[START OF Given information]

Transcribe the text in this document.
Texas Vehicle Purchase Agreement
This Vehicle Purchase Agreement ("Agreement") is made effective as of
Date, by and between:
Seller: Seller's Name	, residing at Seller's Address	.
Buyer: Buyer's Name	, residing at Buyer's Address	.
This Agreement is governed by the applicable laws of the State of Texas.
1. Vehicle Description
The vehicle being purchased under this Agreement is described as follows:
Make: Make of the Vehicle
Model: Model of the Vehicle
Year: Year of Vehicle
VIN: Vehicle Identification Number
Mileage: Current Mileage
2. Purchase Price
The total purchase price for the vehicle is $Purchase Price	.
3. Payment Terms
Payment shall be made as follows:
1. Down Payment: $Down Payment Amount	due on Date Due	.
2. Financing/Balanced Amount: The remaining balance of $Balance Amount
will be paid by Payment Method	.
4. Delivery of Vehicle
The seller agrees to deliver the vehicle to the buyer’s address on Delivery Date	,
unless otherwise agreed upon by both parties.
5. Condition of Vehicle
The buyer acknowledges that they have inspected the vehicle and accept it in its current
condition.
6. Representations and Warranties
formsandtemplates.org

[END OF Given information]

Stated task:
Copy each line that contains the word "Amount".

Worked solution:
1. Down Payment: $Down Payment Amount	due on Date Due	.
2. Financing/Balanced Amount: The remaining balance of $Balance Amount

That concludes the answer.